- _PROBLEM REQUIREMENTS_:
Below is a block of records: output all of them exactly and leave out the pictures.

- _DATA FOR THIS EXERCISE_:
◇ ◇ ◇

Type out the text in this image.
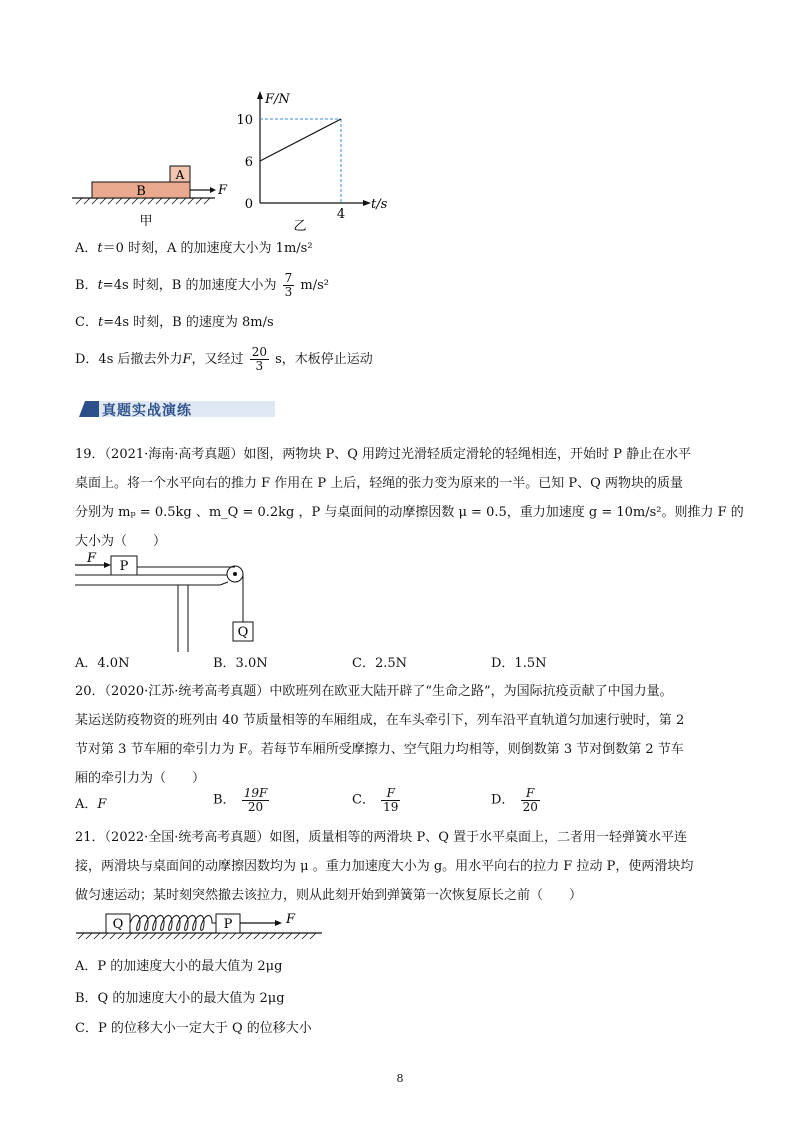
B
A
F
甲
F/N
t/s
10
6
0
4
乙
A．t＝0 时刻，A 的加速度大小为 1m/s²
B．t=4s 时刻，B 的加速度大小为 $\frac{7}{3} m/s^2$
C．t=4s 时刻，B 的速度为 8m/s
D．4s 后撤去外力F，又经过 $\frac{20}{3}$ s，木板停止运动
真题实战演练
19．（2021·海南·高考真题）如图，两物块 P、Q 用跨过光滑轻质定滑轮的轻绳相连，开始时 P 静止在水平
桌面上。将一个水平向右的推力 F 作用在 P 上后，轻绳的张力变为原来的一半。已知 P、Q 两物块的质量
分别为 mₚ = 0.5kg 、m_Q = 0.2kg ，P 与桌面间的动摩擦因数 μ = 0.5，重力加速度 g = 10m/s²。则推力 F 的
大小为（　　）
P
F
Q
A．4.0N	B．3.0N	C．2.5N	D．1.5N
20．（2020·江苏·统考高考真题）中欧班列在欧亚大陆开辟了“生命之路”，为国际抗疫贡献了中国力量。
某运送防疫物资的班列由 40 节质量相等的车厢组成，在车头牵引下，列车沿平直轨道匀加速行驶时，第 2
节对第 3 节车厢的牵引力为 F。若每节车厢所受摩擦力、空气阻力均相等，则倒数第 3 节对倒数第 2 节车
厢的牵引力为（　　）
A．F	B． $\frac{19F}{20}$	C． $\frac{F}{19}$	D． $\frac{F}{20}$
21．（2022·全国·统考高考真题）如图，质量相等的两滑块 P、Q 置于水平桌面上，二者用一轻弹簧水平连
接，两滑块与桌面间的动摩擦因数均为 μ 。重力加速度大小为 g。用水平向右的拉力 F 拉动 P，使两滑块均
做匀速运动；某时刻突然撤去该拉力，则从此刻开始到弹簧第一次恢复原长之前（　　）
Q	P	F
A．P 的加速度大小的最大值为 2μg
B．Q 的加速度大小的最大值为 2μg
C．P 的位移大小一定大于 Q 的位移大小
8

◇ ◇ ◇

- _THE OUTPUT_:
Type out the text in this image.
B
A
F
甲
F/N
t/s
10
6
0
4
乙
A．t＝0 时刻，A 的加速度大小为 1m/s²
B．t=4s 时刻，B 的加速度大小为 $\frac{7}{3} m/s^2$
C．t=4s 时刻，B 的速度为 8m/s
D．4s 后撤去外力F，又经过 $\frac{20}{3}$ s，木板停止运动
真题实战演练
19．（2021·海南·高考真题）如图，两物块 P、Q 用跨过光滑轻质定滑轮的轻绳相连，开始时 P 静止在水平
桌面上。将一个水平向右的推力 F 作用在 P 上后，轻绳的张力变为原来的一半。已知 P、Q 两物块的质量
分别为 mₚ = 0.5kg 、m_Q = 0.2kg ，P 与桌面间的动摩擦因数 μ = 0.5，重力加速度 g = 10m/s²。则推力 F 的
大小为（　　）
P
F
Q
A．4.0N	B．3.0N	C．2.5N	D．1.5N
20．（2020·江苏·统考高考真题）中欧班列在欧亚大陆开辟了“生命之路”，为国际抗疫贡献了中国力量。
某运送防疫物资的班列由 40 节质量相等的车厢组成，在车头牵引下，列车沿平直轨道匀加速行驶时，第 2
节对第 3 节车厢的牵引力为 F。若每节车厢所受摩擦力、空气阻力均相等，则倒数第 3 节对倒数第 2 节车
厢的牵引力为（　　）
A．F	B． $\frac{19F}{20}$	C． $\frac{F}{19}$	D． $\frac{F}{20}$
21．（2022·全国·统考高考真题）如图，质量相等的两滑块 P、Q 置于水平桌面上，二者用一轻弹簧水平连
接，两滑块与桌面间的动摩擦因数均为 μ 。重力加速度大小为 g。用水平向右的拉力 F 拉动 P，使两滑块均
做匀速运动；某时刻突然撤去该拉力，则从此刻开始到弹簧第一次恢复原长之前（　　）
Q	P	F
A．P 的加速度大小的最大值为 2μg
B．Q 的加速度大小的最大值为 2μg
C．P 的位移大小一定大于 Q 的位移大小
8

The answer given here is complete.